■ Task objective
Below are the entries; state how many of their lines contain the string "chevron", and nothing more.

++++++

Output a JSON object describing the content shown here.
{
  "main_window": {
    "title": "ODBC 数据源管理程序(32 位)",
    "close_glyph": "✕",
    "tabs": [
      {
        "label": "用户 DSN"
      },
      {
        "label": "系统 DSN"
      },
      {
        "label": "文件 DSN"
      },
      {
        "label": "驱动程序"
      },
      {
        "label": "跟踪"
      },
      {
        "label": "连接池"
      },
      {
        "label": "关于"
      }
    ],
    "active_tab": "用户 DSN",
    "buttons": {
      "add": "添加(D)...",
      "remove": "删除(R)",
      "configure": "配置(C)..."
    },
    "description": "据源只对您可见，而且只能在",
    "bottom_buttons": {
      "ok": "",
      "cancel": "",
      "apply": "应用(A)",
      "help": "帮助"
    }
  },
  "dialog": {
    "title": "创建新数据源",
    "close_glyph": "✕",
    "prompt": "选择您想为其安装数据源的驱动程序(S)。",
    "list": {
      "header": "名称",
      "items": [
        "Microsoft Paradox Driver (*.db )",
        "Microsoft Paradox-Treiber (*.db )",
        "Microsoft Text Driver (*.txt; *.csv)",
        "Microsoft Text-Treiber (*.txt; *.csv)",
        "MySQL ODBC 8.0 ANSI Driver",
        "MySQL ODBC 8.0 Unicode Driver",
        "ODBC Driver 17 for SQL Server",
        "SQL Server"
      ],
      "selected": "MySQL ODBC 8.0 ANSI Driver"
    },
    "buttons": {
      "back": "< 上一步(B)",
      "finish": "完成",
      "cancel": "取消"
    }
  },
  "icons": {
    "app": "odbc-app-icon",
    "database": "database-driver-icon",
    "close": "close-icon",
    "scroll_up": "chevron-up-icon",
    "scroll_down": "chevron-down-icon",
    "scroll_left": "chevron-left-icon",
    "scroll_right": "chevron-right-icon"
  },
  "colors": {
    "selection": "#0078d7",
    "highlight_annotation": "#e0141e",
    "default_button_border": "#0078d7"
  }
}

++++++

■ Result for this task
4